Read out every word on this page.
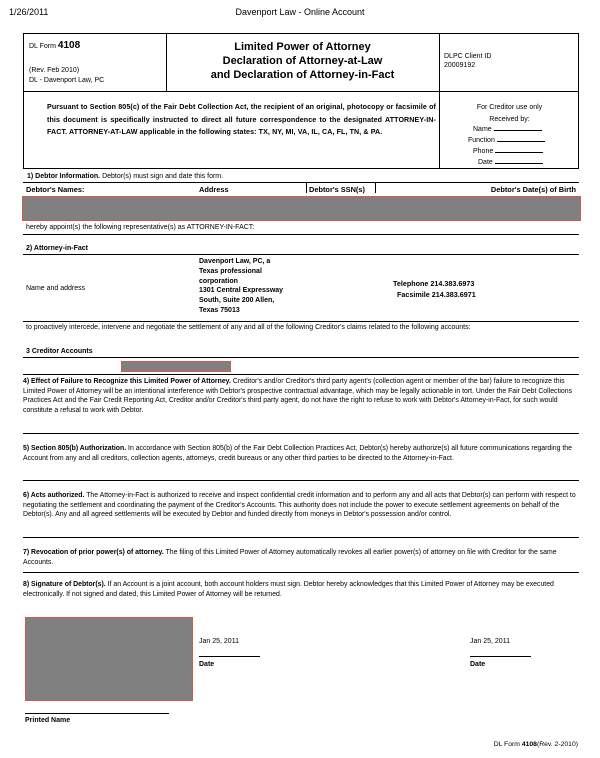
1/26/2011	Davenport Law - Online Account
DL Form 4108
(Rev. Feb 2010)
DL - Davenport Law, PC
Limited Power of Attorney
Declaration of Attorney-at-Law
and Declaration of Attorney-in-Fact
DLPC Client ID
20009192
Pursuant to Section 805(c) of the Fair Debt Collection Act, the recipient of an original, photocopy or facsimile of this document is specifically instructed to direct all future correspondence to the designated ATTORNEY-IN-FACT. ATTORNEY-AT-LAW applicable in the following states: TX, NY, MI, VA, IL, CA, FL, TN, & PA.
For Creditor use only
Received by:
Name
Function
Phone
Date
1) Debtor Information. Debtor(s) must sign and date this form.
Debtor's Names:	Address	Debtor's SSN(s)	Debtor's Date(s) of Birth
hereby appoint(s) the following representative(s) as ATTORNEY-IN-FACT:
2) Attorney-in-Fact
Name and address
Davenport Law, PC, a
Texas professional
corporation
1301 Central Expressway
South, Suite 200 Allen,
Texas 75013
Telephone 214.383.6973
Facsimile 214.383.6971
to proactively intercede, intervene and negotiate the settlement of any and all of the following Creditor's claims related to the following accounts:
3 Creditor Accounts
4) Effect of Failure to Recognize this Limited Power of Attorney. Creditor's and/or Creditor's third party agent's (collection agent or member of the bar) failure to recognize this Limited Power of Attorney will be an intentional interference with Debtor's prospective contractual advantage, which may be legally actionable in tort. Under the Fair Debt Collections Practices Act and the Fair Credit Reporting Act, Creditor and/or Creditor's third party agent, do not have the right to refuse to work with Debtor's Attorney-in-Fact, for such would constitute a refusal to work with Debtor.
5) Section 805(b) Authorization. In accordance with Section 805(b) of the Fair Debt Collection Practices Act, Debtor(s) hereby authorize(s) all future communications regarding the Account from any and all creditors, collection agents, attorneys, credit bureaus or any other third parties to be directed to the Attorney-in-Fact.
6) Acts authorized. The Attorney-in-Fact is authorized to receive and inspect confidential credit information and to perform any and all acts that Debtor(s) can perform with respect to negotiating the settlement and coordinating the payment of the Creditor's Accounts. This authority does not include the power to execute settlement agreements on behalf of the Debtor(s). Any and all agreed settlements will be executed by Debtor and funded directly from moneys in Debtor's possession and/or control.
7) Revocation of prior power(s) of attorney. The filing of this Limited Power of Attorney automatically revokes all earlier power(s) of attorney on file with Creditor for the same Accounts.
8) Signature of Debtor(s). If an Account is a joint account, both account holders must sign. Debtor hereby acknowledges that this Limited Power of Attorney may be executed electronically. If not signed and dated, this Limited Power of Attorney will be returned.
Jan 25, 2011
Date
Jan 25, 2011
Date
Printed Name
DL Form 4108(Rev. 2-2010)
++++++++++
> _Task instructions_
Using the material above, set down every line exactly, but skip the pictures.

> _Reply_
Read out every word on this page.
1/26/2011	Davenport Law - Online Account
DL Form 4108
(Rev. Feb 2010)
DL - Davenport Law, PC
Limited Power of Attorney
Declaration of Attorney-at-Law
and Declaration of Attorney-in-Fact
DLPC Client ID
20009192
Pursuant to Section 805(c) of the Fair Debt Collection Act, the recipient of an original, photocopy or facsimile of this document is specifically instructed to direct all future correspondence to the designated ATTORNEY-IN-FACT. ATTORNEY-AT-LAW applicable in the following states: TX, NY, MI, VA, IL, CA, FL, TN, & PA.
For Creditor use only
Received by:
Name
Function
Phone
Date
1) Debtor Information. Debtor(s) must sign and date this form.
Debtor's Names:	Address	Debtor's SSN(s)	Debtor's Date(s) of Birth
hereby appoint(s) the following representative(s) as ATTORNEY-IN-FACT:
2) Attorney-in-Fact
Name and address
Davenport Law, PC, a
Texas professional
corporation
1301 Central Expressway
South, Suite 200 Allen,
Texas 75013
Telephone 214.383.6973
Facsimile 214.383.6971
to proactively intercede, intervene and negotiate the settlement of any and all of the following Creditor's claims related to the following accounts:
3 Creditor Accounts
4) Effect of Failure to Recognize this Limited Power of Attorney. Creditor's and/or Creditor's third party agent's (collection agent or member of the bar) failure to recognize this Limited Power of Attorney will be an intentional interference with Debtor's prospective contractual advantage, which may be legally actionable in tort. Under the Fair Debt Collections Practices Act and the Fair Credit Reporting Act, Creditor and/or Creditor's third party agent, do not have the right to refuse to work with Debtor's Attorney-in-Fact, for such would constitute a refusal to work with Debtor.
5) Section 805(b) Authorization. In accordance with Section 805(b) of the Fair Debt Collection Practices Act, Debtor(s) hereby authorize(s) all future communications regarding the Account from any and all creditors, collection agents, attorneys, credit bureaus or any other third parties to be directed to the Attorney-in-Fact.
6) Acts authorized. The Attorney-in-Fact is authorized to receive and inspect confidential credit information and to perform any and all acts that Debtor(s) can perform with respect to negotiating the settlement and coordinating the payment of the Creditor's Accounts. This authority does not include the power to execute settlement agreements on behalf of the Debtor(s). Any and all agreed settlements will be executed by Debtor and funded directly from moneys in Debtor's possession and/or control.
7) Revocation of prior power(s) of attorney. The filing of this Limited Power of Attorney automatically revokes all earlier power(s) of attorney on file with Creditor for the same Accounts.
8) Signature of Debtor(s). If an Account is a joint account, both account holders must sign. Debtor hereby acknowledges that this Limited Power of Attorney may be executed electronically. If not signed and dated, this Limited Power of Attorney will be returned.
Jan 25, 2011
Date
Jan 25, 2011
Date
Printed Name
DL Form 4108(Rev. 2-2010)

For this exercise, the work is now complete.